_WRITTEN INSTRUCTION_
Every record should be copied exactly, except that pictures are to be omitted.

_Source data_
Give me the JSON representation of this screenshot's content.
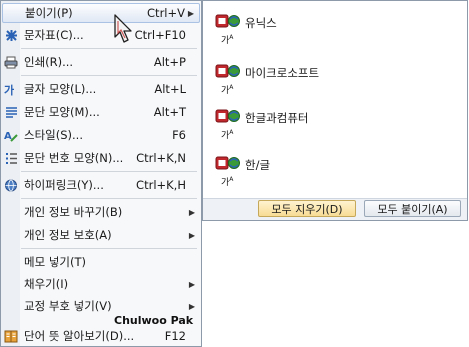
{
  "menu": {
    "items": [
      {
        "label": "붙이기(P)",
        "shortcut": "Ctrl+V",
        "submenu": true,
        "icon": "paste-icon"
      },
      {
        "label": "문자표(C)...",
        "shortcut": "Ctrl+F10",
        "icon": "character-map-icon"
      },
      {
        "label": "인쇄(R)...",
        "shortcut": "Alt+P",
        "icon": "printer-icon"
      },
      {
        "label": "글자 모양(L)...",
        "shortcut": "Alt+L",
        "icon": "font-shape-icon"
      },
      {
        "label": "문단 모양(M)...",
        "shortcut": "Alt+T",
        "icon": "paragraph-shape-icon"
      },
      {
        "label": "스타일(S)...",
        "shortcut": "F6",
        "icon": "style-icon"
      },
      {
        "label": "문단 번호 모양(N)...",
        "shortcut": "Ctrl+K,N",
        "icon": "numbering-icon"
      },
      {
        "label": "하이퍼링크(Y)...",
        "shortcut": "Ctrl+K,H",
        "icon": "hyperlink-icon"
      },
      {
        "label": "개인 정보 바꾸기(B)",
        "submenu": true
      },
      {
        "label": "개인 정보 보호(A)",
        "submenu": true
      },
      {
        "label": "메모 넣기(T)"
      },
      {
        "label": "채우기(I)",
        "submenu": true
      },
      {
        "label": "교정 부호 넣기(V)",
        "submenu": true
      },
      {
        "label": "단어 뜻 알아보기(D)...",
        "shortcut": "F12",
        "icon": "dictionary-icon"
      }
    ]
  },
  "clipboard": {
    "items": [
      {
        "label": "유닉스",
        "format": "가A"
      },
      {
        "label": "마이크로소프트",
        "format": "가A"
      },
      {
        "label": "한글과컴퓨터",
        "format": "가A"
      },
      {
        "label": "한/글",
        "format": "가A"
      }
    ],
    "buttons": {
      "clear_all": "모두 지우기(D)",
      "paste_all": "모두 붙이기(A)"
    }
  },
  "watermark": "Chulwoo Pak",
  "colors": {
    "highlight_border": "#aac2e3",
    "menu_border": "#8d9aaa",
    "icon_red": "#c0282d",
    "icon_blue": "#2a62b5"
  }
}
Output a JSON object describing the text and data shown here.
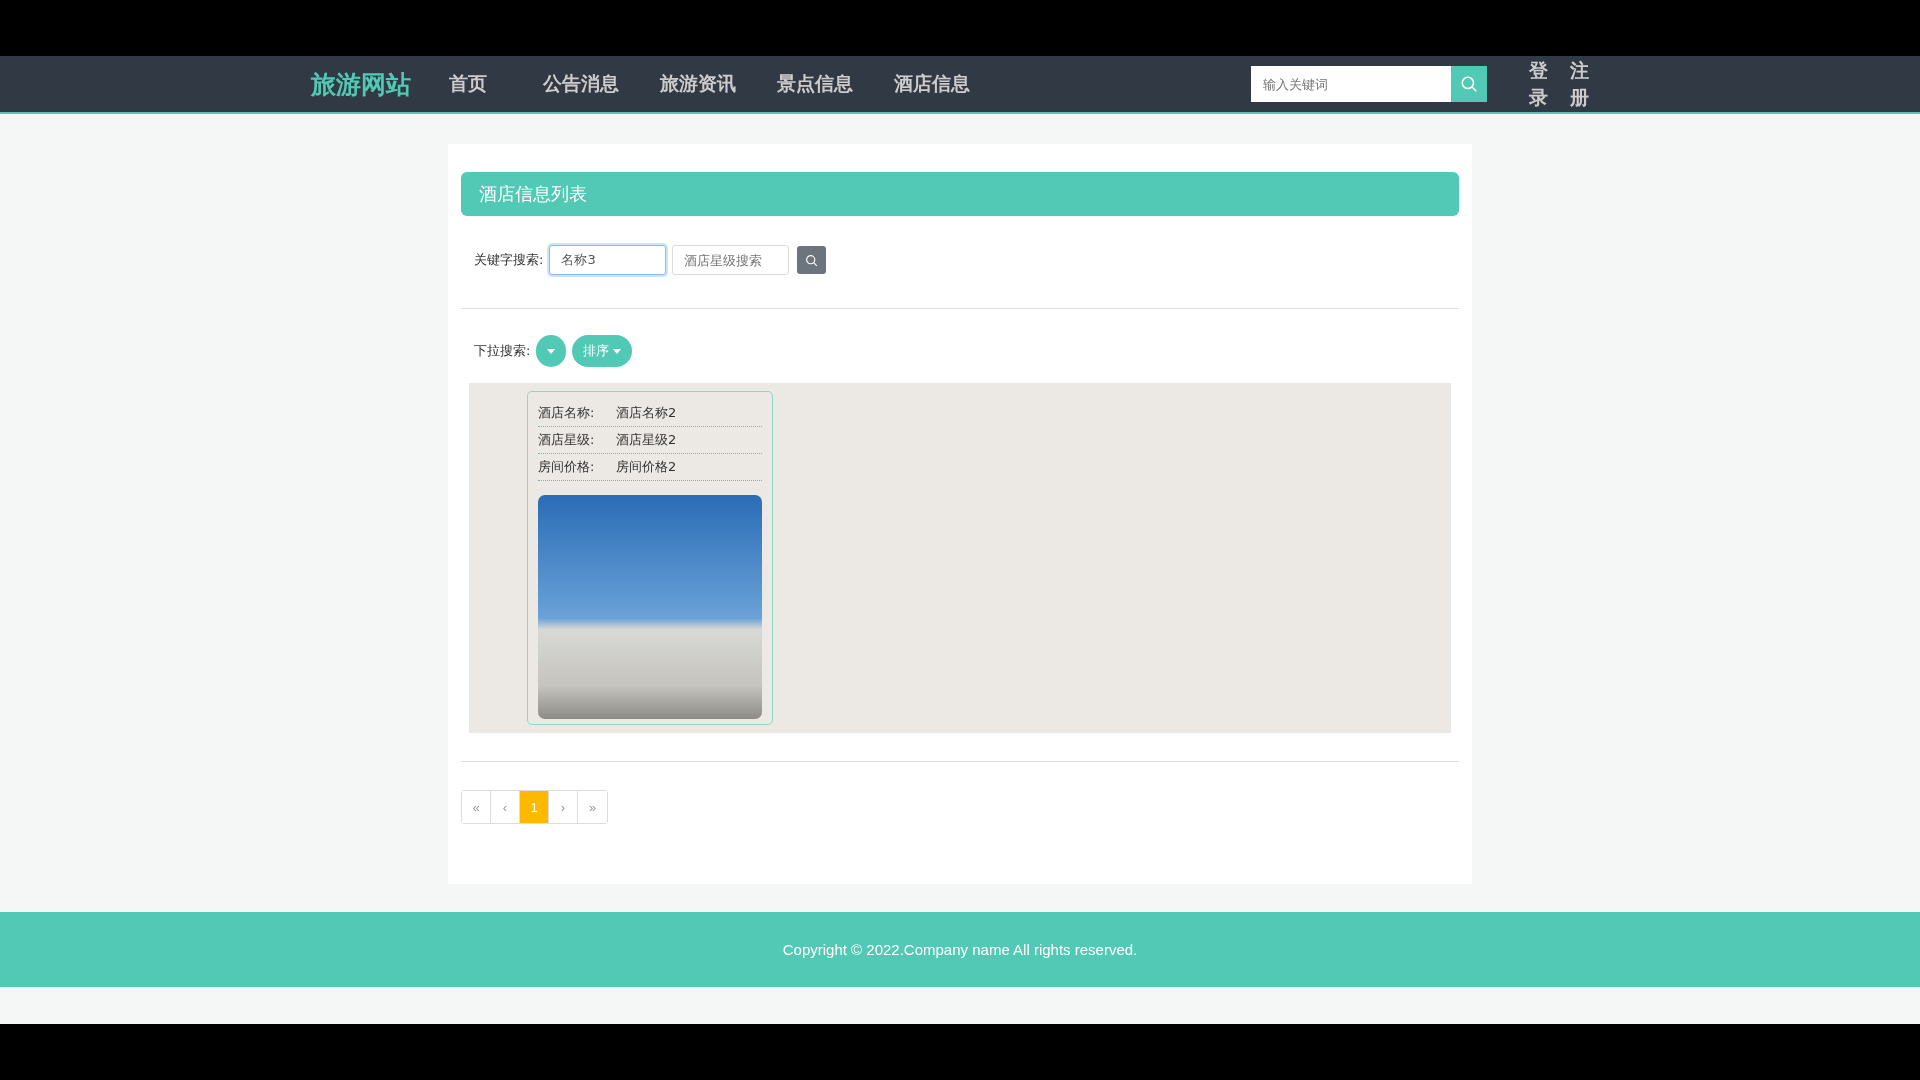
{
  "nav": {
    "logo": "旅游网站",
    "links": [
      {
        "label": "首页",
        "selected": false
      },
      {
        "label": "公告消息",
        "selected": false
      },
      {
        "label": "旅游资讯",
        "selected": false
      },
      {
        "label": "景点信息",
        "selected": false
      },
      {
        "label": "酒店信息",
        "selected": false
      }
    ],
    "search": {
      "placeholder": "输入关键词"
    },
    "auth": [
      "登录",
      "注册"
    ]
  },
  "panel": {
    "title": "酒店信息列表",
    "keyword_label": "关键字搜索:",
    "name_field": {
      "value": "名称3"
    },
    "star_field": {
      "placeholder": "酒店星级搜索"
    },
    "dropdown_label": "下拉搜索:",
    "sort_button": "排序"
  },
  "hotels": [
    {
      "fields": [
        {
          "label": "酒店名称:",
          "value": "酒店名称2"
        },
        {
          "label": "酒店星级:",
          "value": "酒店星级2"
        },
        {
          "label": "房间价格:",
          "value": "房间价格2"
        }
      ]
    }
  ],
  "pager": [
    {
      "label": "«",
      "selected": false
    },
    {
      "label": "‹",
      "selected": false
    },
    {
      "label": "1",
      "selected": true
    },
    {
      "label": "›",
      "selected": false
    },
    {
      "label": "»",
      "selected": false
    }
  ],
  "footer": "Copyright © 2022.Company name All rights reserved."
}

_OUTPUT OF THE TASK_
Give me the JSON representation of this screenshot's content.
{
  "menu": {
    "items": [
      {
        "label": "붙이기(P)",
        "shortcut": "Ctrl+V",
        "submenu": true,
        "icon": "paste-icon"
      },
      {
        "label": "문자표(C)...",
        "shortcut": "Ctrl+F10",
        "icon": "character-map-icon"
      },
      {
        "label": "인쇄(R)...",
        "shortcut": "Alt+P",
        "icon": "printer-icon"
      },
      {
        "label": "글자 모양(L)...",
        "shortcut": "Alt+L",
        "icon": "font-shape-icon"
      },
      {
        "label": "문단 모양(M)...",
        "shortcut": "Alt+T",
        "icon": "paragraph-shape-icon"
      },
      {
        "label": "스타일(S)...",
        "shortcut": "F6",
        "icon": "style-icon"
      },
      {
        "label": "문단 번호 모양(N)...",
        "shortcut": "Ctrl+K,N",
        "icon": "numbering-icon"
      },
      {
        "label": "하이퍼링크(Y)...",
        "shortcut": "Ctrl+K,H",
        "icon": "hyperlink-icon"
      },
      {
        "label": "개인 정보 바꾸기(B)",
        "submenu": true
      },
      {
        "label": "개인 정보 보호(A)",
        "submenu": true
      },
      {
        "label": "메모 넣기(T)"
      },
      {
        "label": "채우기(I)",
        "submenu": true
      },
      {
        "label": "교정 부호 넣기(V)",
        "submenu": true
      },
      {
        "label": "단어 뜻 알아보기(D)...",
        "shortcut": "F12",
        "icon": "dictionary-icon"
      }
    ]
  },
  "clipboard": {
    "items": [
      {
        "label": "유닉스",
        "format": "가A"
      },
      {
        "label": "마이크로소프트",
        "format": "가A"
      },
      {
        "label": "한글과컴퓨터",
        "format": "가A"
      },
      {
        "label": "한/글",
        "format": "가A"
      }
    ],
    "buttons": {
      "clear_all": "모두 지우기(D)",
      "paste_all": "모두 붙이기(A)"
    }
  },
  "watermark": "Chulwoo Pak",
  "colors": {
    "highlight_border": "#aac2e3",
    "menu_border": "#8d9aaa",
    "icon_red": "#c0282d",
    "icon_blue": "#2a62b5"
  }
}
Output a JSON object describing the text and data shown here.
{
  "nav": {
    "logo": "旅游网站",
    "links": [
      {
        "label": "首页",
        "selected": false
      },
      {
        "label": "公告消息",
        "selected": false
      },
      {
        "label": "旅游资讯",
        "selected": false
      },
      {
        "label": "景点信息",
        "selected": false
      },
      {
        "label": "酒店信息",
        "selected": false
      }
    ],
    "search": {
      "placeholder": "输入关键词"
    },
    "auth": [
      "登录",
      "注册"
    ]
  },
  "panel": {
    "title": "酒店信息列表",
    "keyword_label": "关键字搜索:",
    "name_field": {
      "value": "名称3"
    },
    "star_field": {
      "placeholder": "酒店星级搜索"
    },
    "dropdown_label": "下拉搜索:",
    "sort_button": "排序"
  },
  "hotels": [
    {
      "fields": [
        {
          "label": "酒店名称:",
          "value": "酒店名称2"
        },
        {
          "label": "酒店星级:",
          "value": "酒店星级2"
        },
        {
          "label": "房间价格:",
          "value": "房间价格2"
        }
      ]
    }
  ],
  "pager": [
    {
      "label": "«",
      "selected": false
    },
    {
      "label": "‹",
      "selected": false
    },
    {
      "label": "1",
      "selected": true
    },
    {
      "label": "›",
      "selected": false
    },
    {
      "label": "»",
      "selected": false
    }
  ],
  "footer": "Copyright © 2022.Company name All rights reserved."
}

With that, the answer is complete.